→ **GOAL**: Provide the data again in its entirety, exactly as given.

→ **RECORDS FOR PROCESSING**:

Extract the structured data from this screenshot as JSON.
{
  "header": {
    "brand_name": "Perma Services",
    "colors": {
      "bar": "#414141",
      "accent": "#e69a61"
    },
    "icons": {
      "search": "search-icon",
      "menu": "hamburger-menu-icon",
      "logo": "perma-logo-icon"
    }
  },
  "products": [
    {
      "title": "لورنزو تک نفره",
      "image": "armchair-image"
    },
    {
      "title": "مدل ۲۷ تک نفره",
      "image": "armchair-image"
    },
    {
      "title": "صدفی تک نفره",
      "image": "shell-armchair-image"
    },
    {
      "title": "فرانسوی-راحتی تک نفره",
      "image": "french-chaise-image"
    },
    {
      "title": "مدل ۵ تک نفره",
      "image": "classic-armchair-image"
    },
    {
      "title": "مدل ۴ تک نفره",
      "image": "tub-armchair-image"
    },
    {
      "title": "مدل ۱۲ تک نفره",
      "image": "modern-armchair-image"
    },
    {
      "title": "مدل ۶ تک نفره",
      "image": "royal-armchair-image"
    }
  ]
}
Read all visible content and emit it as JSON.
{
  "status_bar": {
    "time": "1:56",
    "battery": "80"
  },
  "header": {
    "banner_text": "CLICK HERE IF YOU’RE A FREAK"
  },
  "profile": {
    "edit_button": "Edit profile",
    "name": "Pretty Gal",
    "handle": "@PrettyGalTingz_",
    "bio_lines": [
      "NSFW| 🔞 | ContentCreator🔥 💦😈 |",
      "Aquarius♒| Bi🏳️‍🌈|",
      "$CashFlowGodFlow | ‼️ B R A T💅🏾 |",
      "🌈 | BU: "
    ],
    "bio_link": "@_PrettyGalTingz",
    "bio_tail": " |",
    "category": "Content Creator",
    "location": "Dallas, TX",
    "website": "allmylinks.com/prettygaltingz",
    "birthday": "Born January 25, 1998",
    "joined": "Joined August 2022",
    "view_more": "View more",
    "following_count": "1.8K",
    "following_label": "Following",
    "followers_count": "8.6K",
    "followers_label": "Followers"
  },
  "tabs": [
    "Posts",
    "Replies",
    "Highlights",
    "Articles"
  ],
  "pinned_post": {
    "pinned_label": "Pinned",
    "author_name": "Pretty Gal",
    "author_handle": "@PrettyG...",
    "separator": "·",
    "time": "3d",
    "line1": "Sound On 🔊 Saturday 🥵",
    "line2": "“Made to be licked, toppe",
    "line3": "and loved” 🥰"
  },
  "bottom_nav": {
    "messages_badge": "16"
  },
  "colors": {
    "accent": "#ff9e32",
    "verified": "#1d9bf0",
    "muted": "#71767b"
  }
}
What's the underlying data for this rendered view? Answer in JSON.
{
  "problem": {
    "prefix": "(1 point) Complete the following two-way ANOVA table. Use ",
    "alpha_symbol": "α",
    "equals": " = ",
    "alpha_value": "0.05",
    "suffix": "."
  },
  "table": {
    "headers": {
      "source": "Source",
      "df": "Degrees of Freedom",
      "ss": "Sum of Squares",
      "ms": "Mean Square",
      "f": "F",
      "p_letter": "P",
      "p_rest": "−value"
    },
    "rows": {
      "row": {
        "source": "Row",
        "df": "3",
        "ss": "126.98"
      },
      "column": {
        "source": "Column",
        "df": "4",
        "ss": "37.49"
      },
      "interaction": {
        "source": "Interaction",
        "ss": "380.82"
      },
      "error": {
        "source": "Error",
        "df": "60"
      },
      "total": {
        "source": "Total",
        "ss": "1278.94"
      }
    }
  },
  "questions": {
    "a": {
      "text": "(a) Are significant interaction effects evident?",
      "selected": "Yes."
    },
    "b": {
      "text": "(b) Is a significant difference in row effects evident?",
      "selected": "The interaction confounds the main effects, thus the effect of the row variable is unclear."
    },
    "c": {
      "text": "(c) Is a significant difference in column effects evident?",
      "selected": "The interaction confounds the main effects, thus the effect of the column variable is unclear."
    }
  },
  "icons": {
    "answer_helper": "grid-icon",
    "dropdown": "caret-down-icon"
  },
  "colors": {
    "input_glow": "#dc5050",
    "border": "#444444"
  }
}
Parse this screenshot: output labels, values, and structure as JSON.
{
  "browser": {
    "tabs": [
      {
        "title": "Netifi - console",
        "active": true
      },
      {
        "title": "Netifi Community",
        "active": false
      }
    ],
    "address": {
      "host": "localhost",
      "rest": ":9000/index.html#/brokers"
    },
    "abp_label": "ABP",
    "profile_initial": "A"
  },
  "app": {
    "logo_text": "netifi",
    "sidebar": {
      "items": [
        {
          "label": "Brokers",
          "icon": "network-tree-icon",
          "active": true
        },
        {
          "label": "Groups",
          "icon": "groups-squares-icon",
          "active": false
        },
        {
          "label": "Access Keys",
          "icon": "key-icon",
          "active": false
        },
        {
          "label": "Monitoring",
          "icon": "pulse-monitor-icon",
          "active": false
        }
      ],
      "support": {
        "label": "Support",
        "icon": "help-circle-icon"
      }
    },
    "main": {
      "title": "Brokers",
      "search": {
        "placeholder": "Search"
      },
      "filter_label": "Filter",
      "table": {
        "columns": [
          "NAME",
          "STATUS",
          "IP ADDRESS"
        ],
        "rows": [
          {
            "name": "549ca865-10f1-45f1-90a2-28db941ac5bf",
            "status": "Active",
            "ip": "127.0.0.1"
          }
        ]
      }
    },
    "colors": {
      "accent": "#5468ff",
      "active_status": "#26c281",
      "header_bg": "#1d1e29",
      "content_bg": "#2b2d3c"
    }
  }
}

→ **THE RESULT**:
Extract the structured data from this screenshot as JSON.
{
  "header": {
    "brand_name": "Perma Services",
    "colors": {
      "bar": "#414141",
      "accent": "#e69a61"
    },
    "icons": {
      "search": "search-icon",
      "menu": "hamburger-menu-icon",
      "logo": "perma-logo-icon"
    }
  },
  "products": [
    {
      "title": "لورنزو تک نفره",
      "image": "armchair-image"
    },
    {
      "title": "مدل ۲۷ تک نفره",
      "image": "armchair-image"
    },
    {
      "title": "صدفی تک نفره",
      "image": "shell-armchair-image"
    },
    {
      "title": "فرانسوی-راحتی تک نفره",
      "image": "french-chaise-image"
    },
    {
      "title": "مدل ۵ تک نفره",
      "image": "classic-armchair-image"
    },
    {
      "title": "مدل ۴ تک نفره",
      "image": "tub-armchair-image"
    },
    {
      "title": "مدل ۱۲ تک نفره",
      "image": "modern-armchair-image"
    },
    {
      "title": "مدل ۶ تک نفره",
      "image": "royal-armchair-image"
    }
  ]
}
Read all visible content and emit it as JSON.
{
  "status_bar": {
    "time": "1:56",
    "battery": "80"
  },
  "header": {
    "banner_text": "CLICK HERE IF YOU’RE A FREAK"
  },
  "profile": {
    "edit_button": "Edit profile",
    "name": "Pretty Gal",
    "handle": "@PrettyGalTingz_",
    "bio_lines": [
      "NSFW| 🔞 | ContentCreator🔥 💦😈 |",
      "Aquarius♒| Bi🏳️‍🌈|",
      "$CashFlowGodFlow | ‼️ B R A T💅🏾 |",
      "🌈 | BU: "
    ],
    "bio_link": "@_PrettyGalTingz",
    "bio_tail": " |",
    "category": "Content Creator",
    "location": "Dallas, TX",
    "website": "allmylinks.com/prettygaltingz",
    "birthday": "Born January 25, 1998",
    "joined": "Joined August 2022",
    "view_more": "View more",
    "following_count": "1.8K",
    "following_label": "Following",
    "followers_count": "8.6K",
    "followers_label": "Followers"
  },
  "tabs": [
    "Posts",
    "Replies",
    "Highlights",
    "Articles"
  ],
  "pinned_post": {
    "pinned_label": "Pinned",
    "author_name": "Pretty Gal",
    "author_handle": "@PrettyG...",
    "separator": "·",
    "time": "3d",
    "line1": "Sound On 🔊 Saturday 🥵",
    "line2": "“Made to be licked, toppe",
    "line3": "and loved” 🥰"
  },
  "bottom_nav": {
    "messages_badge": "16"
  },
  "colors": {
    "accent": "#ff9e32",
    "verified": "#1d9bf0",
    "muted": "#71767b"
  }
}
What's the underlying data for this rendered view? Answer in JSON.
{
  "problem": {
    "prefix": "(1 point) Complete the following two-way ANOVA table. Use ",
    "alpha_symbol": "α",
    "equals": " = ",
    "alpha_value": "0.05",
    "suffix": "."
  },
  "table": {
    "headers": {
      "source": "Source",
      "df": "Degrees of Freedom",
      "ss": "Sum of Squares",
      "ms": "Mean Square",
      "f": "F",
      "p_letter": "P",
      "p_rest": "−value"
    },
    "rows": {
      "row": {
        "source": "Row",
        "df": "3",
        "ss": "126.98"
      },
      "column": {
        "source": "Column",
        "df": "4",
        "ss": "37.49"
      },
      "interaction": {
        "source": "Interaction",
        "ss": "380.82"
      },
      "error": {
        "source": "Error",
        "df": "60"
      },
      "total": {
        "source": "Total",
        "ss": "1278.94"
      }
    }
  },
  "questions": {
    "a": {
      "text": "(a) Are significant interaction effects evident?",
      "selected": "Yes."
    },
    "b": {
      "text": "(b) Is a significant difference in row effects evident?",
      "selected": "The interaction confounds the main effects, thus the effect of the row variable is unclear."
    },
    "c": {
      "text": "(c) Is a significant difference in column effects evident?",
      "selected": "The interaction confounds the main effects, thus the effect of the column variable is unclear."
    }
  },
  "icons": {
    "answer_helper": "grid-icon",
    "dropdown": "caret-down-icon"
  },
  "colors": {
    "input_glow": "#dc5050",
    "border": "#444444"
  }
}
Parse this screenshot: output labels, values, and structure as JSON.
{
  "browser": {
    "tabs": [
      {
        "title": "Netifi - console",
        "active": true
      },
      {
        "title": "Netifi Community",
        "active": false
      }
    ],
    "address": {
      "host": "localhost",
      "rest": ":9000/index.html#/brokers"
    },
    "abp_label": "ABP",
    "profile_initial": "A"
  },
  "app": {
    "logo_text": "netifi",
    "sidebar": {
      "items": [
        {
          "label": "Brokers",
          "icon": "network-tree-icon",
          "active": true
        },
        {
          "label": "Groups",
          "icon": "groups-squares-icon",
          "active": false
        },
        {
          "label": "Access Keys",
          "icon": "key-icon",
          "active": false
        },
        {
          "label": "Monitoring",
          "icon": "pulse-monitor-icon",
          "active": false
        }
      ],
      "support": {
        "label": "Support",
        "icon": "help-circle-icon"
      }
    },
    "main": {
      "title": "Brokers",
      "search": {
        "placeholder": "Search"
      },
      "filter_label": "Filter",
      "table": {
        "columns": [
          "NAME",
          "STATUS",
          "IP ADDRESS"
        ],
        "rows": [
          {
            "name": "549ca865-10f1-45f1-90a2-28db941ac5bf",
            "status": "Active",
            "ip": "127.0.0.1"
          }
        ]
      }
    },
    "colors": {
      "accent": "#5468ff",
      "active_status": "#26c281",
      "header_bg": "#1d1e29",
      "content_bg": "#2b2d3c"
    }
  }
}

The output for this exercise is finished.